TASK STATEMENT: Find each line containing the word "downward" and report how many there are. Add nothing else.

--- start ---

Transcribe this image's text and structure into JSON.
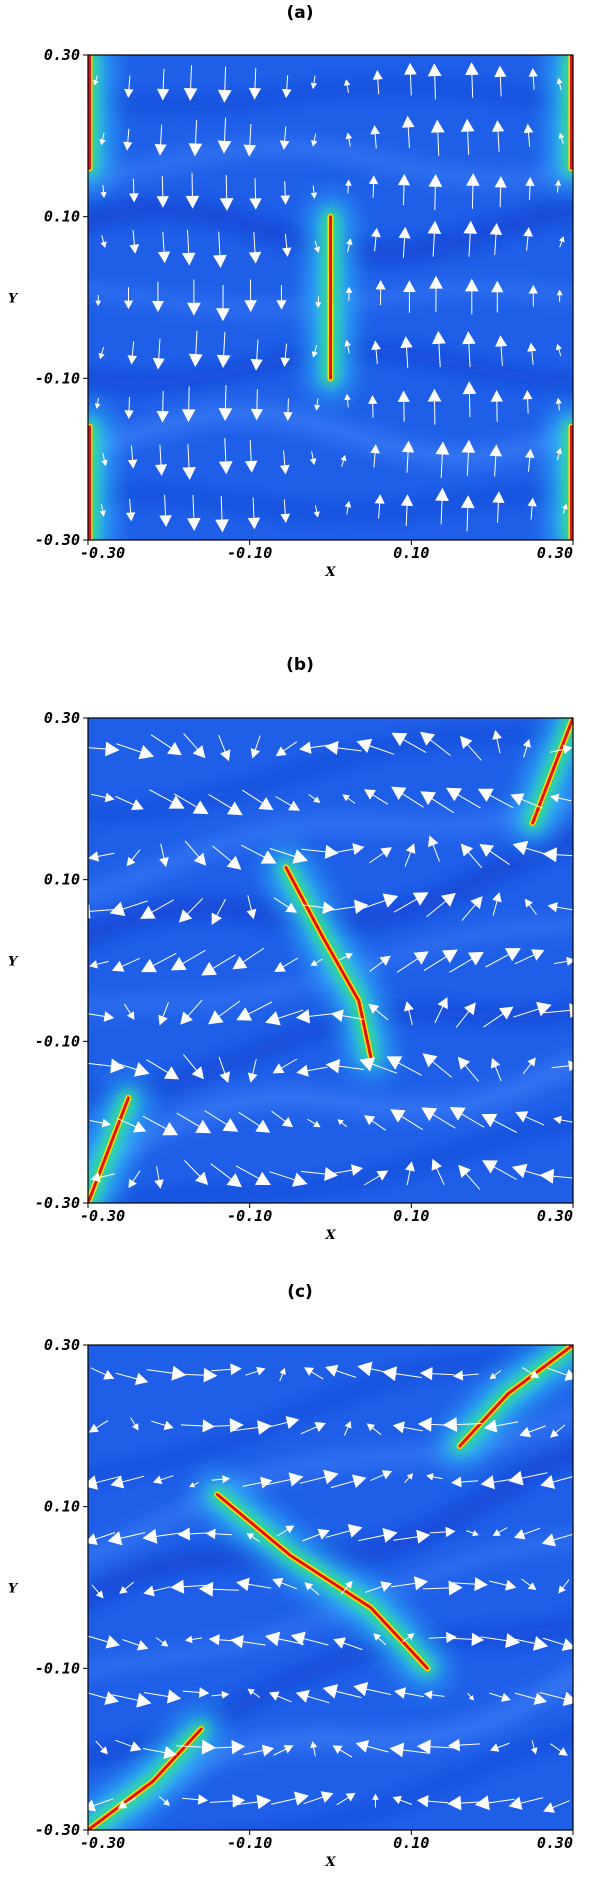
{
  "colors": {
    "background": "#1f5fe8",
    "background_dark": "#0a2fc2",
    "band_light": "#4f92ff",
    "halo_cyan": "#33d8ff",
    "halo_green": "#2fe07a",
    "sheet_yellow": "#ffe000",
    "sheet_red": "#e01414",
    "arrow": "#ffffff"
  },
  "chart_data": [
    {
      "type": "heatmap",
      "panel_label": "(a)",
      "xlabel": "X",
      "ylabel": "Y",
      "xlim": [
        -0.3,
        0.3
      ],
      "ylim": [
        -0.3,
        0.3
      ],
      "xticks": [
        "-0.30",
        "-0.10",
        "0.10",
        "0.30"
      ],
      "yticks": [
        "0.30",
        "0.10",
        "-0.10",
        "-0.30"
      ],
      "field": "current density with velocity vectors",
      "current_sheets": [
        {
          "points": [
            [
              0.0,
              0.1
            ],
            [
              0.0,
              -0.1
            ]
          ]
        },
        {
          "points": [
            [
              -0.298,
              0.3
            ],
            [
              -0.298,
              0.16
            ]
          ]
        },
        {
          "points": [
            [
              -0.298,
              -0.16
            ],
            [
              -0.298,
              -0.3
            ]
          ]
        },
        {
          "points": [
            [
              0.298,
              0.3
            ],
            [
              0.298,
              0.16
            ]
          ]
        },
        {
          "points": [
            [
              0.298,
              -0.16
            ],
            [
              0.298,
              -0.3
            ]
          ]
        }
      ],
      "flow": "vertical flows: downward on the left half, upward on the right half, converging toward the central current sheet"
    },
    {
      "type": "heatmap",
      "panel_label": "(b)",
      "xlabel": "X",
      "ylabel": "Y",
      "xlim": [
        -0.3,
        0.3
      ],
      "ylim": [
        -0.3,
        0.3
      ],
      "xticks": [
        "-0.30",
        "-0.10",
        "0.10",
        "0.30"
      ],
      "yticks": [
        "0.30",
        "0.10",
        "-0.10",
        "-0.30"
      ],
      "field": "current density with velocity vectors",
      "current_sheets": [
        {
          "points": [
            [
              -0.055,
              0.115
            ],
            [
              -0.01,
              0.03
            ],
            [
              0.035,
              -0.05
            ],
            [
              0.05,
              -0.12
            ]
          ]
        },
        {
          "points": [
            [
              0.25,
              0.17
            ],
            [
              0.275,
              0.235
            ],
            [
              0.3,
              0.3
            ]
          ]
        },
        {
          "points": [
            [
              -0.25,
              -0.17
            ],
            [
              -0.275,
              -0.235
            ],
            [
              -0.3,
              -0.3
            ]
          ]
        }
      ],
      "flow": "mixed horizontal and downward flows around the tilted current sheets"
    },
    {
      "type": "heatmap",
      "panel_label": "(c)",
      "xlabel": "X",
      "ylabel": "Y",
      "xlim": [
        -0.3,
        0.3
      ],
      "ylim": [
        -0.3,
        0.3
      ],
      "xticks": [
        "-0.30",
        "-0.10",
        "0.10",
        "0.30"
      ],
      "yticks": [
        "0.30",
        "0.10",
        "-0.10",
        "-0.30"
      ],
      "field": "current density with velocity vectors",
      "current_sheets": [
        {
          "points": [
            [
              -0.14,
              0.115
            ],
            [
              -0.05,
              0.04
            ],
            [
              0.05,
              -0.025
            ],
            [
              0.12,
              -0.1
            ]
          ]
        },
        {
          "points": [
            [
              0.16,
              0.175
            ],
            [
              0.22,
              0.24
            ],
            [
              0.3,
              0.3
            ]
          ]
        },
        {
          "points": [
            [
              -0.16,
              -0.175
            ],
            [
              -0.22,
              -0.24
            ],
            [
              -0.3,
              -0.3
            ]
          ]
        }
      ],
      "flow": "horizontal flows in bands around the elongated diagonal current sheet"
    }
  ]
}
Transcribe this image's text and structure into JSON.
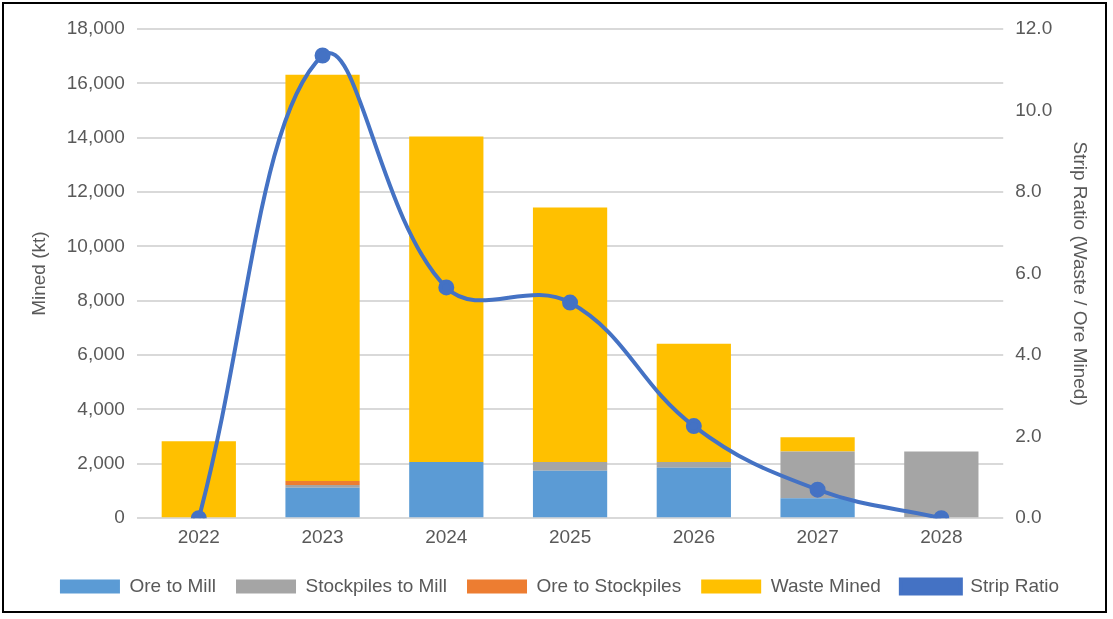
{
  "chart_data": {
    "type": "bar",
    "stacked": true,
    "ylabel": "Mined (kt)",
    "y2label": "Strip Ratio (Waste / Ore Mined)",
    "categories": [
      "2022",
      "2023",
      "2024",
      "2025",
      "2026",
      "2027",
      "2028"
    ],
    "series": [
      {
        "name": "Ore to Mill",
        "color": "#5b9bd5",
        "values": [
          0,
          1120,
          2070,
          1750,
          1860,
          730,
          0
        ]
      },
      {
        "name": "Stockpiles to Mill",
        "color": "#a5a5a5",
        "values": [
          0,
          100,
          0,
          320,
          210,
          1720,
          2450
        ]
      },
      {
        "name": "Ore to Stockpiles",
        "color": "#ed7d31",
        "values": [
          0,
          150,
          0,
          0,
          0,
          0,
          0
        ]
      },
      {
        "name": "Waste Mined",
        "color": "#ffc000",
        "values": [
          2830,
          14950,
          11970,
          9360,
          4350,
          530,
          0
        ]
      },
      {
        "name": "Strip Ratio",
        "type": "line",
        "axis": "y2",
        "color": "#4472c4",
        "marker": "circle",
        "line_style": "solid",
        "values": [
          0,
          11.35,
          5.66,
          5.29,
          2.26,
          0.7,
          0
        ]
      }
    ],
    "ylim": [
      0,
      18000
    ],
    "yticks": [
      {
        "value": 0,
        "label": "0"
      },
      {
        "value": 2000,
        "label": "2,000"
      },
      {
        "value": 4000,
        "label": "4,000"
      },
      {
        "value": 6000,
        "label": "6,000"
      },
      {
        "value": 8000,
        "label": "8,000"
      },
      {
        "value": 10000,
        "label": "10,000"
      },
      {
        "value": 12000,
        "label": "12,000"
      },
      {
        "value": 14000,
        "label": "14,000"
      },
      {
        "value": 16000,
        "label": "16,000"
      },
      {
        "value": 18000,
        "label": "18,000"
      }
    ],
    "y2lim": [
      0,
      12
    ],
    "y2ticks": [
      {
        "value": 0,
        "label": "0.0"
      },
      {
        "value": 2,
        "label": "2.0"
      },
      {
        "value": 4,
        "label": "4.0"
      },
      {
        "value": 6,
        "label": "6.0"
      },
      {
        "value": 8,
        "label": "8.0"
      },
      {
        "value": 10,
        "label": "10.0"
      },
      {
        "value": 12,
        "label": "12.0"
      }
    ],
    "grid": "y",
    "legend": "bottom"
  }
}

--- end ---

RESULT OF THIS TASK: 2